# What this task involves
Transcribe the whole listing without a single picture.

Data records
· · ·
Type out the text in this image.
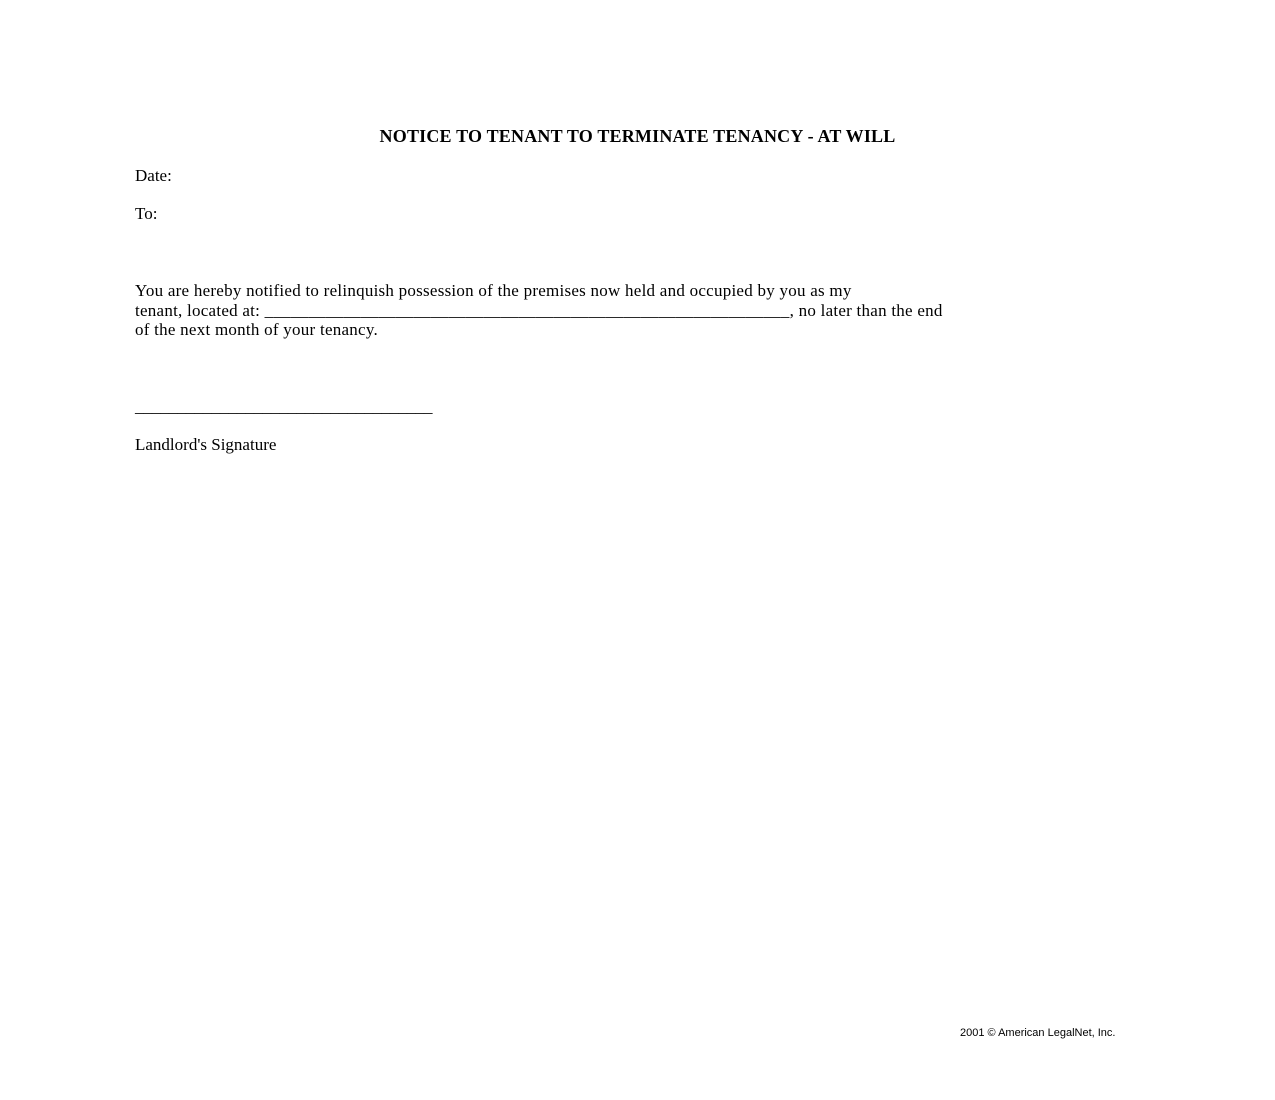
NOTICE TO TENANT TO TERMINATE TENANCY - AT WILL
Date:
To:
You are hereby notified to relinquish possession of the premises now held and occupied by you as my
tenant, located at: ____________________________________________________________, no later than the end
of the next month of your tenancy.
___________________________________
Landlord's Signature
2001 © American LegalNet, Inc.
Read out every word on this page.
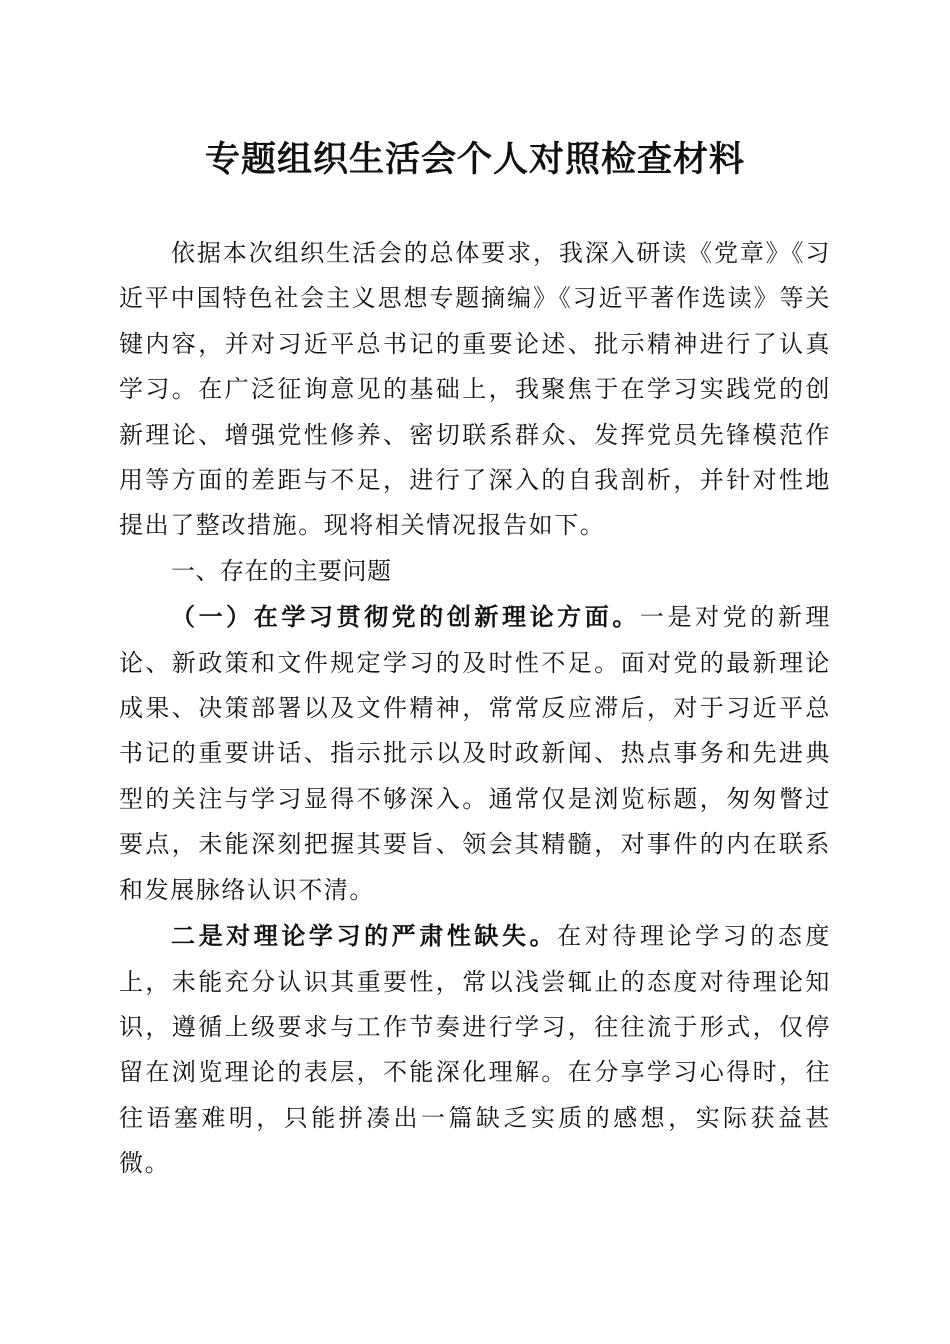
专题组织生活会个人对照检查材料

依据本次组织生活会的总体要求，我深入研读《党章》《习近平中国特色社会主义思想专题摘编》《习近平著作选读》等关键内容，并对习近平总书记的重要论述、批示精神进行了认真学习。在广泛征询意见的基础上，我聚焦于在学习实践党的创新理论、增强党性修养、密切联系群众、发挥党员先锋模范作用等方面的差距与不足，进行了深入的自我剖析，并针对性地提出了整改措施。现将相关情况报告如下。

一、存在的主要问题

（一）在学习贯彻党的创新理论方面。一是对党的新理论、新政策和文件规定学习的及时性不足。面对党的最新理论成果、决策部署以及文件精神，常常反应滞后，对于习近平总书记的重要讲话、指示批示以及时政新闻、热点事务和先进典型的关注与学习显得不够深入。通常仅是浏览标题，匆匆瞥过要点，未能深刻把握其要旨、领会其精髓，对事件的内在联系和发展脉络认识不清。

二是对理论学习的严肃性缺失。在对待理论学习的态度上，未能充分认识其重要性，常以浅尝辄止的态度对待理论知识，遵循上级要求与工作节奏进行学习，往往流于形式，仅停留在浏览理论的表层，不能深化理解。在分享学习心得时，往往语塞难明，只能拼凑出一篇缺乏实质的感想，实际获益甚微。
· · ·
# Worked solution
Type out the text in this image.
NOTICE TO TENANT TO TERMINATE TENANCY - AT WILL
Date:
To:
You are hereby notified to relinquish possession of the premises now held and occupied by you as my
tenant, located at: ____________________________________________________________, no later than the end
of the next month of your tenancy.
___________________________________
Landlord's Signature
2001 © American LegalNet, Inc.
Read out every word on this page.
专题组织生活会个人对照检查材料

依据本次组织生活会的总体要求，我深入研读《党章》《习近平中国特色社会主义思想专题摘编》《习近平著作选读》等关键内容，并对习近平总书记的重要论述、批示精神进行了认真学习。在广泛征询意见的基础上，我聚焦于在学习实践党的创新理论、增强党性修养、密切联系群众、发挥党员先锋模范作用等方面的差距与不足，进行了深入的自我剖析，并针对性地提出了整改措施。现将相关情况报告如下。

一、存在的主要问题

（一）在学习贯彻党的创新理论方面。一是对党的新理论、新政策和文件规定学习的及时性不足。面对党的最新理论成果、决策部署以及文件精神，常常反应滞后，对于习近平总书记的重要讲话、指示批示以及时政新闻、热点事务和先进典型的关注与学习显得不够深入。通常仅是浏览标题，匆匆瞥过要点，未能深刻把握其要旨、领会其精髓，对事件的内在联系和发展脉络认识不清。

二是对理论学习的严肃性缺失。在对待理论学习的态度上，未能充分认识其重要性，常以浅尝辄止的态度对待理论知识，遵循上级要求与工作节奏进行学习，往往流于形式，仅停留在浏览理论的表层，不能深化理解。在分享学习心得时，往往语塞难明，只能拼凑出一篇缺乏实质的感想，实际获益甚微。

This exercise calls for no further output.